CHALLENGE –
Gather all lines in the data that hold the string "style".

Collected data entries

.....

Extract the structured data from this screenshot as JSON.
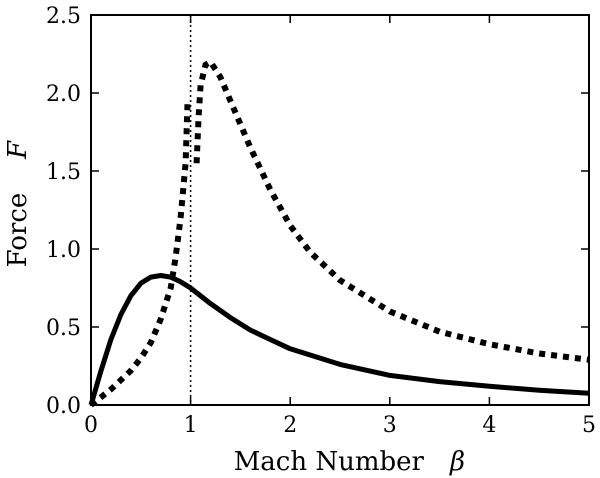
{
  "chart_data": {
    "type": "line",
    "xlabel": "Mach Number",
    "xlabel_symbol": "β",
    "ylabel": "Force",
    "ylabel_symbol": "F",
    "xlim": [
      0,
      5
    ],
    "ylim": [
      0,
      2.5
    ],
    "x_ticks": [
      "0",
      "1",
      "2",
      "3",
      "4",
      "5"
    ],
    "y_ticks": [
      "0.0",
      "0.5",
      "1.0",
      "1.5",
      "2.0",
      "2.5"
    ],
    "grid": false,
    "legend": "none",
    "reference_line": {
      "x": 1,
      "style": "dotted"
    },
    "series": [
      {
        "style": "solid",
        "points": [
          [
            0,
            0
          ],
          [
            0.1,
            0.22
          ],
          [
            0.2,
            0.42
          ],
          [
            0.3,
            0.58
          ],
          [
            0.4,
            0.7
          ],
          [
            0.5,
            0.78
          ],
          [
            0.6,
            0.82
          ],
          [
            0.7,
            0.83
          ],
          [
            0.8,
            0.82
          ],
          [
            0.9,
            0.79
          ],
          [
            1.0,
            0.75
          ],
          [
            1.2,
            0.65
          ],
          [
            1.4,
            0.56
          ],
          [
            1.6,
            0.48
          ],
          [
            1.8,
            0.42
          ],
          [
            2.0,
            0.36
          ],
          [
            2.5,
            0.26
          ],
          [
            3.0,
            0.19
          ],
          [
            3.5,
            0.15
          ],
          [
            4.0,
            0.12
          ],
          [
            4.5,
            0.095
          ],
          [
            5.0,
            0.075
          ]
        ]
      },
      {
        "style": "dotted",
        "segments": [
          [
            [
              0,
              0
            ],
            [
              0.1,
              0.05
            ],
            [
              0.2,
              0.1
            ],
            [
              0.3,
              0.16
            ],
            [
              0.4,
              0.22
            ],
            [
              0.5,
              0.3
            ],
            [
              0.6,
              0.4
            ],
            [
              0.7,
              0.55
            ],
            [
              0.8,
              0.75
            ],
            [
              0.85,
              0.95
            ],
            [
              0.9,
              1.2
            ],
            [
              0.95,
              1.55
            ],
            [
              0.97,
              1.95
            ]
          ],
          [
            [
              1.06,
              1.55
            ],
            [
              1.08,
              1.85
            ],
            [
              1.1,
              2.05
            ],
            [
              1.15,
              2.18
            ],
            [
              1.2,
              2.2
            ],
            [
              1.3,
              2.1
            ],
            [
              1.4,
              1.95
            ],
            [
              1.6,
              1.65
            ],
            [
              1.8,
              1.38
            ],
            [
              2.0,
              1.15
            ],
            [
              2.2,
              0.98
            ],
            [
              2.5,
              0.8
            ],
            [
              3.0,
              0.6
            ],
            [
              3.5,
              0.47
            ],
            [
              4.0,
              0.39
            ],
            [
              4.5,
              0.33
            ],
            [
              5.0,
              0.29
            ]
          ]
        ]
      }
    ]
  }
}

.....

IN RESPONSE –
      "style": "dotted"
        "style": "solid",
        "style": "dotted",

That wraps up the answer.